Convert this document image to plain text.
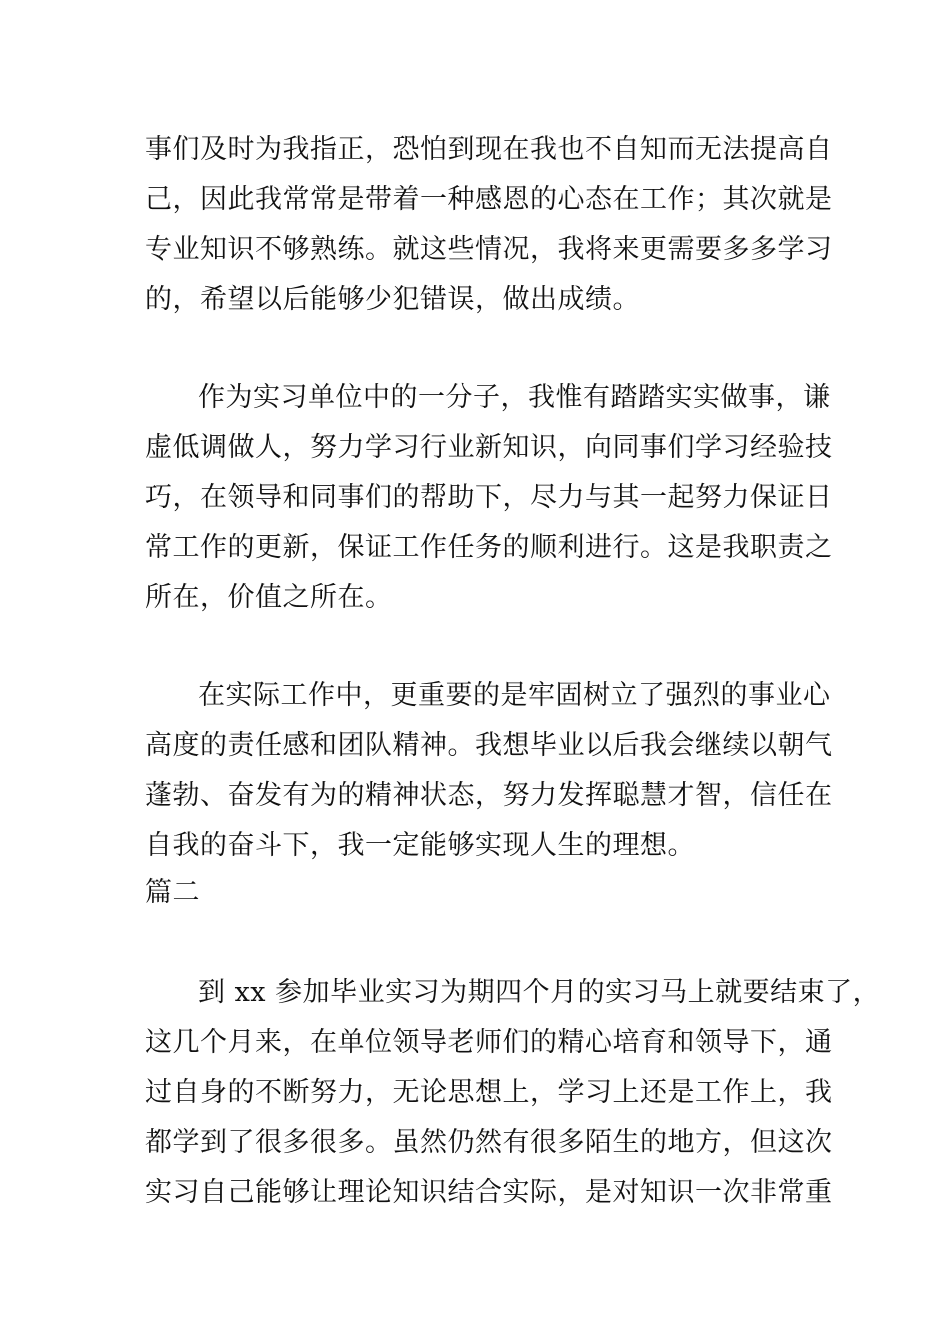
事们及时为我指正，恐怕到现在我也不自知而无法提高自
己，因此我常常是带着一种感恩的心态在工作；其次就是
专业知识不够熟练。就这些情况，我将来更需要多多学习
的，希望以后能够少犯错误，做出成绩。
作为实习单位中的一分子，我惟有踏踏实实做事，谦
虚低调做人，努力学习行业新知识，向同事们学习经验技
巧，在领导和同事们的帮助下，尽力与其一起努力保证日
常工作的更新，保证工作任务的顺利进行。这是我职责之
所在，价值之所在。
在实际工作中，更重要的是牢固树立了强烈的事业心
高度的责任感和团队精神。我想毕业以后我会继续以朝气
蓬勃、奋发有为的精神状态，努力发挥聪慧才智，信任在
自我的奋斗下，我一定能够实现人生的理想。
篇二
到 xx 参加毕业实习为期四个月的实习马上就要结束了，
这几个月来，在单位领导老师们的精心培育和领导下，通
过自身的不断努力，无论思想上，学习上还是工作上，我
都学到了很多很多。虽然仍然有很多陌生的地方，但这次
实习自己能够让理论知识结合实际，是对知识一次非常重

WHAT THE EXERCISE ASKS
Transcribe the records word for word and include no pictures.

RESULT BELOW
Convert this document image to plain text.
事们及时为我指正，恐怕到现在我也不自知而无法提高自
己，因此我常常是带着一种感恩的心态在工作；其次就是
专业知识不够熟练。就这些情况，我将来更需要多多学习
的，希望以后能够少犯错误，做出成绩。
作为实习单位中的一分子，我惟有踏踏实实做事，谦
虚低调做人，努力学习行业新知识，向同事们学习经验技
巧，在领导和同事们的帮助下，尽力与其一起努力保证日
常工作的更新，保证工作任务的顺利进行。这是我职责之
所在，价值之所在。
在实际工作中，更重要的是牢固树立了强烈的事业心
高度的责任感和团队精神。我想毕业以后我会继续以朝气
蓬勃、奋发有为的精神状态，努力发挥聪慧才智，信任在
自我的奋斗下，我一定能够实现人生的理想。
篇二
到 xx 参加毕业实习为期四个月的实习马上就要结束了，
这几个月来，在单位领导老师们的精心培育和领导下，通
过自身的不断努力，无论思想上，学习上还是工作上，我
都学到了很多很多。虽然仍然有很多陌生的地方，但这次
实习自己能够让理论知识结合实际，是对知识一次非常重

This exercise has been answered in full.